Requirements
Gather each line of the entries below that includes "this".

# Information provided start

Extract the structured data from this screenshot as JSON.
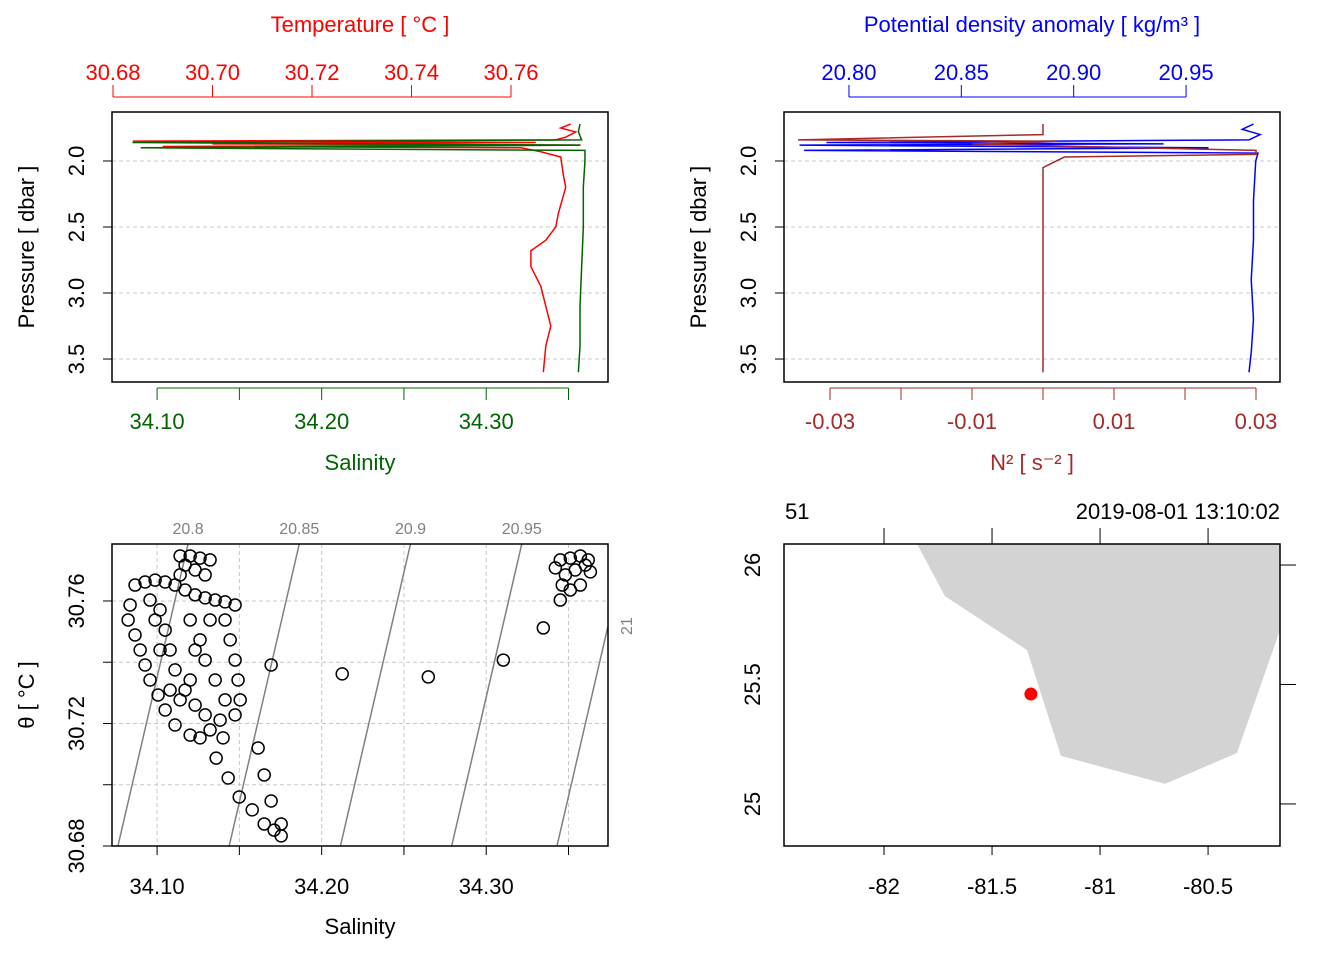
{
  "chart_data": [
    {
      "type": "profile",
      "ylabel": "Pressure [ dbar ]",
      "ylim": [
        3.674,
        1.629
      ],
      "yticks": [
        {
          "value": 2.0,
          "label": "2.0"
        },
        2.5,
        {
          "value": 3.0,
          "label": "3.0"
        },
        3.5
      ],
      "grid": true,
      "xlim": [
        34.0726,
        34.374
      ],
      "xticks": [
        {
          "value": 34.1,
          "label": "34.10"
        },
        {
          "value": 34.2,
          "label": "34.20"
        },
        {
          "value": 34.3,
          "label": "34.30"
        }
      ],
      "minor_xticks": [
        34.15,
        34.25,
        34.35
      ],
      "x2lim": [
        30.6798,
        30.7795
      ],
      "x2ticks": [
        30.68,
        {
          "value": 30.7,
          "label": "30.70"
        },
        30.72,
        30.74,
        30.76
      ],
      "series": [
        {
          "name": "Temperature [ °C ]",
          "color": "#ff0000",
          "axis": "x2",
          "pressure": [
            1.72,
            1.75,
            1.78,
            1.82,
            1.84,
            1.85,
            1.86,
            1.87,
            1.88,
            1.89,
            1.9,
            1.93,
            1.97,
            2.1,
            2.2,
            2.4,
            2.5,
            2.6,
            2.68,
            2.8,
            2.95,
            3.1,
            3.25,
            3.4,
            3.6
          ],
          "values": [
            30.772,
            30.77,
            30.773,
            30.771,
            30.769,
            30.684,
            30.765,
            30.7,
            30.774,
            30.69,
            30.762,
            30.766,
            30.77,
            30.7705,
            30.771,
            30.7695,
            30.769,
            30.767,
            30.764,
            30.764,
            30.766,
            30.767,
            30.768,
            30.767,
            30.7665
          ]
        },
        {
          "name": "Salinity",
          "color": "#006400",
          "axis": "x",
          "pressure": [
            1.72,
            1.78,
            1.84,
            1.86,
            1.88,
            1.9,
            1.92,
            2.0,
            2.2,
            2.5,
            2.8,
            3.1,
            3.4,
            3.6
          ],
          "values": [
            34.357,
            34.356,
            34.358,
            34.085,
            34.357,
            34.09,
            34.36,
            34.36,
            34.359,
            34.359,
            34.358,
            34.357,
            34.357,
            34.356
          ]
        }
      ]
    },
    {
      "type": "profile",
      "ylabel": "Pressure [ dbar ]",
      "ylim": [
        3.674,
        1.629
      ],
      "yticks": [
        {
          "value": 2.0,
          "label": "2.0"
        },
        2.5,
        {
          "value": 3.0,
          "label": "3.0"
        },
        3.5
      ],
      "grid": true,
      "xlim": [
        -0.03648,
        0.03338
      ],
      "xticks": [
        -0.03,
        -0.01,
        0.01,
        0.03
      ],
      "minor_xticks": [
        -0.02,
        0,
        0.02
      ],
      "x2lim": [
        20.7711,
        20.9918
      ],
      "x2ticks": [
        {
          "value": 20.8,
          "label": "20.80"
        },
        20.85,
        {
          "value": 20.9,
          "label": "20.90"
        },
        20.95
      ],
      "series": [
        {
          "name": "Potential density anomaly [ kg/m³ ]",
          "color": "#0000ff",
          "axis": "x2",
          "pressure": [
            1.72,
            1.76,
            1.8,
            1.84,
            1.86,
            1.87,
            1.88,
            1.9,
            1.92,
            1.94,
            2.0,
            2.3,
            2.6,
            2.9,
            3.2,
            3.45,
            3.6
          ],
          "values": [
            20.98,
            20.975,
            20.983,
            20.978,
            20.79,
            20.94,
            20.778,
            20.96,
            20.78,
            20.982,
            20.981,
            20.98,
            20.98,
            20.979,
            20.98,
            20.979,
            20.978
          ]
        },
        {
          "name": "N² [ s⁻² ]",
          "color": "#a52a2a",
          "axis": "x",
          "pressure": [
            1.72,
            1.8,
            1.84,
            1.85,
            1.87,
            1.89,
            1.92,
            1.95,
            1.97,
            2.05,
            2.5,
            3.0,
            3.6
          ],
          "values": [
            0,
            0,
            -0.0345,
            0.002,
            -0.01,
            0.005,
            0.03,
            0.03,
            0.003,
            0,
            0,
            0,
            0
          ]
        }
      ]
    },
    {
      "type": "scatter",
      "xlabel": "Salinity",
      "ylabel": "θ [ °C ]",
      "xlim": [
        34.0726,
        34.374
      ],
      "ylim": [
        30.68,
        30.7786
      ],
      "xticks": [
        {
          "value": 34.1,
          "label": "34.10"
        },
        {
          "value": 34.2,
          "label": "34.20"
        },
        {
          "value": 34.3,
          "label": "34.30"
        }
      ],
      "minor_xticks": [
        34.15,
        34.25,
        34.35
      ],
      "yticks": [
        30.68,
        30.72,
        30.76
      ],
      "minor_yticks": [
        30.7,
        30.74
      ],
      "grid": true,
      "color": "#000000",
      "isopycnals": [
        {
          "label": "20.8",
          "salinity": [
            34.0762,
            34.1188
          ],
          "theta": [
            30.68,
            30.7786
          ]
        },
        {
          "label": "20.85",
          "salinity": [
            34.1438,
            34.1864
          ],
          "theta": [
            30.68,
            30.7786
          ]
        },
        {
          "label": "20.9",
          "salinity": [
            34.2114,
            34.254
          ],
          "theta": [
            30.68,
            30.7786
          ]
        },
        {
          "label": "20.95",
          "salinity": [
            34.279,
            34.3216
          ],
          "theta": [
            30.68,
            30.7786
          ]
        },
        {
          "label": "21",
          "salinity": [
            34.343,
            34.374
          ],
          "theta": [
            30.68,
            30.7518
          ]
        }
      ],
      "x": [
        34.0836,
        34.0824,
        34.0866,
        34.0897,
        34.0927,
        34.0957,
        34.1006,
        34.1049,
        34.1109,
        34.1201,
        34.1261,
        34.1322,
        34.0866,
        34.0927,
        34.0988,
        34.1049,
        34.1109,
        34.117,
        34.1231,
        34.1292,
        34.1353,
        34.1413,
        34.1474,
        34.114,
        34.1201,
        34.1261,
        34.1322,
        34.117,
        34.1231,
        34.1292,
        34.114,
        34.1018,
        34.1049,
        34.1079,
        34.1109,
        34.117,
        34.1231,
        34.1292,
        34.1383,
        34.1474,
        34.1505,
        34.1492,
        34.1474,
        34.1444,
        34.1413,
        34.1322,
        34.1261,
        34.1292,
        34.1353,
        34.1413,
        34.0957,
        34.0988,
        34.1018,
        34.1079,
        34.114,
        34.1201,
        34.1231,
        34.1201,
        34.1614,
        34.1651,
        34.1499,
        34.1578,
        34.1693,
        34.1651,
        34.1711,
        34.1754,
        34.1754,
        34.1359,
        34.1432,
        34.1401,
        34.1693,
        34.2125,
        34.2648,
        34.3104,
        34.3347,
        34.345,
        34.345,
        34.3511,
        34.3572,
        34.3602,
        34.3541,
        34.3481,
        34.342,
        34.3633,
        34.3572,
        34.3511,
        34.3462,
        34.362
      ],
      "y": [
        30.7587,
        30.7538,
        30.7489,
        30.744,
        30.7391,
        30.7342,
        30.7293,
        30.7244,
        30.7195,
        30.7162,
        30.7153,
        30.7179,
        30.7652,
        30.7662,
        30.7668,
        30.7662,
        30.7652,
        30.7636,
        30.762,
        30.761,
        30.7603,
        30.7597,
        30.7587,
        30.7747,
        30.7747,
        30.774,
        30.7734,
        30.7717,
        30.7701,
        30.7685,
        30.7685,
        30.7571,
        30.7505,
        30.744,
        30.7375,
        30.7309,
        30.726,
        30.7228,
        30.7211,
        30.7228,
        30.7277,
        30.7342,
        30.7407,
        30.7473,
        30.7538,
        30.7538,
        30.7473,
        30.7407,
        30.7342,
        30.7277,
        30.7603,
        30.7538,
        30.744,
        30.7309,
        30.7277,
        30.7342,
        30.744,
        30.7538,
        30.712,
        30.7032,
        30.696,
        30.6918,
        30.6947,
        30.6872,
        30.6852,
        30.6833,
        30.6872,
        30.7087,
        30.7022,
        30.7153,
        30.7391,
        30.7362,
        30.7352,
        30.7407,
        30.7512,
        30.7603,
        30.7734,
        30.774,
        30.7747,
        30.7717,
        30.7701,
        30.7685,
        30.7708,
        30.7695,
        30.7652,
        30.7636,
        30.7652,
        30.7734
      ]
    },
    {
      "type": "map",
      "top_left": "51",
      "top_right": "2019-08-01 13:10:02",
      "xlim": [
        -82.463,
        -80.167
      ],
      "ylim": [
        24.824,
        26.088
      ],
      "xticks": [
        -82,
        -81.5,
        -81,
        -80.5
      ],
      "yticks": [
        25,
        25.5,
        26
      ],
      "land_color": "#d3d3d3",
      "coastline": {
        "lon": [
          -81.847,
          -81.718,
          -81.338,
          -81.181,
          -80.699,
          -80.366,
          -80.167,
          -80.167
        ],
        "lat": [
          26.088,
          25.87,
          25.644,
          25.201,
          25.084,
          25.213,
          25.728,
          26.088
        ]
      },
      "station": {
        "lon": -81.32,
        "lat": 25.46,
        "color": "#ff0000"
      }
    }
  ]
}
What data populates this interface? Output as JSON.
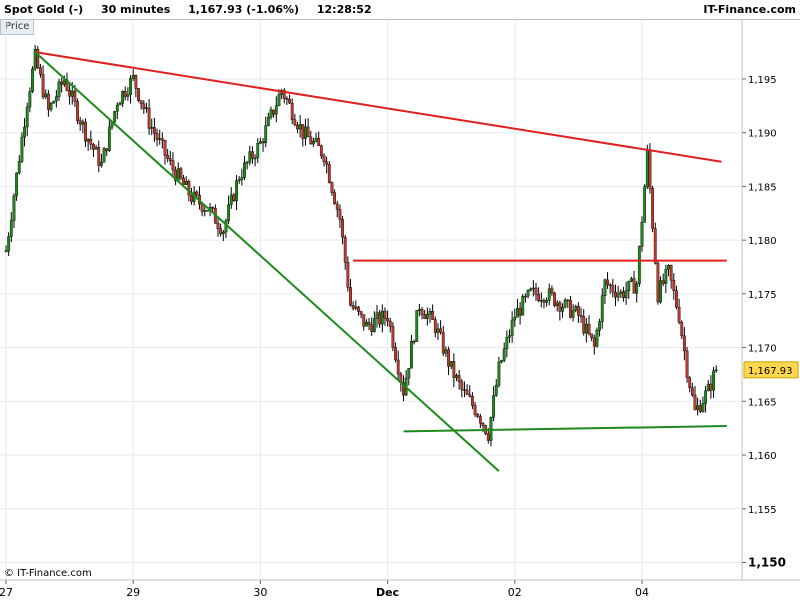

# Information provided end

Task solution
Extract the structured data from this screenshot as JSON.
What data populates this interface? Output as JSON.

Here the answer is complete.